WHAT THE EXERCISE ASKS
Reply with one number: how many lines contain the word "mutant".

#### LISTED RECORDS

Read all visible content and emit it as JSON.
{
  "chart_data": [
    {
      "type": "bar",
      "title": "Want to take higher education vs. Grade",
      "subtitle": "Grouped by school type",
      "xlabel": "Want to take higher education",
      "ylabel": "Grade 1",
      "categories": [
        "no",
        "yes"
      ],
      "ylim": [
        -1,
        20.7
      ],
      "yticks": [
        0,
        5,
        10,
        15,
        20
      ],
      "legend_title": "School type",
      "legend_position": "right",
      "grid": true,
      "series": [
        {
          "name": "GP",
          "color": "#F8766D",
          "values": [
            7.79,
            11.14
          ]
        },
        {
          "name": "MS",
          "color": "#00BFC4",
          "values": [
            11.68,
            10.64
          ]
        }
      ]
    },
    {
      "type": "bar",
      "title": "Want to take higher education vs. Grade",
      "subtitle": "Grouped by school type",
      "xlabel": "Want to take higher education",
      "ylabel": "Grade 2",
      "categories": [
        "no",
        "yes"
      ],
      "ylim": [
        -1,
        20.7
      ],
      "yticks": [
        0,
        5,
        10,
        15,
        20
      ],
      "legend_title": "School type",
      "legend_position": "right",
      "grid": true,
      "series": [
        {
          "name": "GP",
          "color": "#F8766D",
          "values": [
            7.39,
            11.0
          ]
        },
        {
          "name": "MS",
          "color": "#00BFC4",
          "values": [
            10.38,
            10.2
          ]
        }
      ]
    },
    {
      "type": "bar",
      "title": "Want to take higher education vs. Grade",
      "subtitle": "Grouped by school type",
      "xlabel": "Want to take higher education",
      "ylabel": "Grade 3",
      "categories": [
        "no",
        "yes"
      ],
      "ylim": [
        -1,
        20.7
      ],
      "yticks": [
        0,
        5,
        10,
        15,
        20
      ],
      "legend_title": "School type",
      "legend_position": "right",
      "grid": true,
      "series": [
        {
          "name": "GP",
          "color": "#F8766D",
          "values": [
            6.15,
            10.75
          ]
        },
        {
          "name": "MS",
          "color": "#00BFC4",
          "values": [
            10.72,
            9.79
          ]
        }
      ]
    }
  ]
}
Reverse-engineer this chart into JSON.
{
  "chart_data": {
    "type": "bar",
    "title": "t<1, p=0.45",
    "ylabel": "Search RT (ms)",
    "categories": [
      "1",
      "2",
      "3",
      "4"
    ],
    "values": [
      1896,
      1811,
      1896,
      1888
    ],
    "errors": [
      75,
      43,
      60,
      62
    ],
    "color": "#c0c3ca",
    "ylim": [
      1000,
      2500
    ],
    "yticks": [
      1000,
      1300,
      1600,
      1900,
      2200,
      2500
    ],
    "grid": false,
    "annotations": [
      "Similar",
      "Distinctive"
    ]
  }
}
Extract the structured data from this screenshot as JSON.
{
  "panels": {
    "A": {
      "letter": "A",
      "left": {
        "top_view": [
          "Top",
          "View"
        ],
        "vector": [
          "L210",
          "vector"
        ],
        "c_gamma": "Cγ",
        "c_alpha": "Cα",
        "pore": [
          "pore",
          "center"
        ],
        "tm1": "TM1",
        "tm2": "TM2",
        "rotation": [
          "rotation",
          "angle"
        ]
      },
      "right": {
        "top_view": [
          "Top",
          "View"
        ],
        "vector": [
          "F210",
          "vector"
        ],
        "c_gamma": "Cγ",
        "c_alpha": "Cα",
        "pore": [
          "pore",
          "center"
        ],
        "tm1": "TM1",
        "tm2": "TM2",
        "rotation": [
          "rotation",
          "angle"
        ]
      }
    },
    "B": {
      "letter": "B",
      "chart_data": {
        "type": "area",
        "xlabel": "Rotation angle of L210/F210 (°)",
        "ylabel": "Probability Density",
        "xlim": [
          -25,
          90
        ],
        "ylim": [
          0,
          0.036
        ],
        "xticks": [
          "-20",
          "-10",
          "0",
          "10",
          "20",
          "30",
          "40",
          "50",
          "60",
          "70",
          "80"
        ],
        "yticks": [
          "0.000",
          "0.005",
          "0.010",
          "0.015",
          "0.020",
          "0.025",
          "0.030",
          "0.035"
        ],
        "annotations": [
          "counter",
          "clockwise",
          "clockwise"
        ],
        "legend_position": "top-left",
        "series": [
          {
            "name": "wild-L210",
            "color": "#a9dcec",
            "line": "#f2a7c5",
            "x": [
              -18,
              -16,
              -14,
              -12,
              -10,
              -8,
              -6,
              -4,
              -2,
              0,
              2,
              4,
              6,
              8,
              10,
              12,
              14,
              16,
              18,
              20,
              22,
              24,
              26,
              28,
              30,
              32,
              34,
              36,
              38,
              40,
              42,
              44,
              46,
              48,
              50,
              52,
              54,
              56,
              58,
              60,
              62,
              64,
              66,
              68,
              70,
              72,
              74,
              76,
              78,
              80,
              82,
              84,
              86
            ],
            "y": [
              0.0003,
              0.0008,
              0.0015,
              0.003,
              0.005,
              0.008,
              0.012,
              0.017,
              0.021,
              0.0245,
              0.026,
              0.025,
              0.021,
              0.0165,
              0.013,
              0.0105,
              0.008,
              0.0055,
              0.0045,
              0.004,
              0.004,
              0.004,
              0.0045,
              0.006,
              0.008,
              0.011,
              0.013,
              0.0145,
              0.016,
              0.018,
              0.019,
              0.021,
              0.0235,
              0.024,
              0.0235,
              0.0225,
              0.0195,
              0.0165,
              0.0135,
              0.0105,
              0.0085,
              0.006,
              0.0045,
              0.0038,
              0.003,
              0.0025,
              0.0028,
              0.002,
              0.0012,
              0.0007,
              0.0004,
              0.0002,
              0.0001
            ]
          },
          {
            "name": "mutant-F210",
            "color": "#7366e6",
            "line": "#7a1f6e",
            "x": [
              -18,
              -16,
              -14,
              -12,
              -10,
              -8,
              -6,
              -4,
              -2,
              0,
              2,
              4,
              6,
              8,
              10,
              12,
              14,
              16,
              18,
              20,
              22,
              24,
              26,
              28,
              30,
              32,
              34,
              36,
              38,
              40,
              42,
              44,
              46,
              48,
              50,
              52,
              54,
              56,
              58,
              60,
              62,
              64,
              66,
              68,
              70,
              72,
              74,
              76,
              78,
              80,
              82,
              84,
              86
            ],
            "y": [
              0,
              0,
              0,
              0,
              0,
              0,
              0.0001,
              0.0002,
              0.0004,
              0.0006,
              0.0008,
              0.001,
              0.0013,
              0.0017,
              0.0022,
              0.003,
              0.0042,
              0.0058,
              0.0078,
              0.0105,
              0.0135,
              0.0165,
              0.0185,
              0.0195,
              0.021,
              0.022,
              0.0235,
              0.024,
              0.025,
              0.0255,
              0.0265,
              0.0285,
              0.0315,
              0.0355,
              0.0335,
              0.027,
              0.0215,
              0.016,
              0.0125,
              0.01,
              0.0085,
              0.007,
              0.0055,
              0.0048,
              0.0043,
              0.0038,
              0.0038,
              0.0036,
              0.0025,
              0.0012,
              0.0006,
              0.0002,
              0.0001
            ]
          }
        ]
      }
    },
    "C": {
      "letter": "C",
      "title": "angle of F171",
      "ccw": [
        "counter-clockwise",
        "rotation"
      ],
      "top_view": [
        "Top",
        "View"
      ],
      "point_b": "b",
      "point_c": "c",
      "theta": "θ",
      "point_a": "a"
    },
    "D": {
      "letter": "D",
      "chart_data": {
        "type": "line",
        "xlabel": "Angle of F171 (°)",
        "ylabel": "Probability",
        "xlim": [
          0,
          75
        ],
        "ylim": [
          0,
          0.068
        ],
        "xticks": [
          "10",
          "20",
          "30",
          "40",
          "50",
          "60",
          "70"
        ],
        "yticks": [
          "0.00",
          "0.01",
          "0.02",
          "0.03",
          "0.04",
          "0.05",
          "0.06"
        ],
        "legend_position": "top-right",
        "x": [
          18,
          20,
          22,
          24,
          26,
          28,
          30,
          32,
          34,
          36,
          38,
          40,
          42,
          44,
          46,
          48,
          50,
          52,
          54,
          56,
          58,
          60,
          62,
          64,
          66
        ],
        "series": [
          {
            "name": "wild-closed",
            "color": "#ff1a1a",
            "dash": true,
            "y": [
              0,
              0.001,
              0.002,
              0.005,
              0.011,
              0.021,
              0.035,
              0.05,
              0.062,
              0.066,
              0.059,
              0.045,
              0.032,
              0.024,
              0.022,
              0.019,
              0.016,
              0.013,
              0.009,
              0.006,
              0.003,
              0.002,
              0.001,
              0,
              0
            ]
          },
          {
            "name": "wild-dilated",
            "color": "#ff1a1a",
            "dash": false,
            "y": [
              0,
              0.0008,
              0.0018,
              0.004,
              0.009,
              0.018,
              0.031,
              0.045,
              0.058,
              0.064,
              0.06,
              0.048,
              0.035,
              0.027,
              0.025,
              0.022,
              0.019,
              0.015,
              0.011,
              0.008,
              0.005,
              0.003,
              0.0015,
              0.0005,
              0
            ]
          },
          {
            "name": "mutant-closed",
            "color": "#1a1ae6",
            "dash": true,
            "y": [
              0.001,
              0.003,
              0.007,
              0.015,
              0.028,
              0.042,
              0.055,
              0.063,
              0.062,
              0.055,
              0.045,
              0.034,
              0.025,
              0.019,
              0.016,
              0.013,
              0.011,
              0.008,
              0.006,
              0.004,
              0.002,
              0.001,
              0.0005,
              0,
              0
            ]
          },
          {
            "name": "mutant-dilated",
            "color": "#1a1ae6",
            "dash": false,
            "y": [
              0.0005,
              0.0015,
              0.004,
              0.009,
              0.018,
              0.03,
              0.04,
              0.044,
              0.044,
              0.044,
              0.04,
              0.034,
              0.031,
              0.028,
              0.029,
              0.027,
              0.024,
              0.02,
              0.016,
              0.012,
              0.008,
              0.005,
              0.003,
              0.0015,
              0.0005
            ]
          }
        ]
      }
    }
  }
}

########

ANSWER FOR THE TASK
3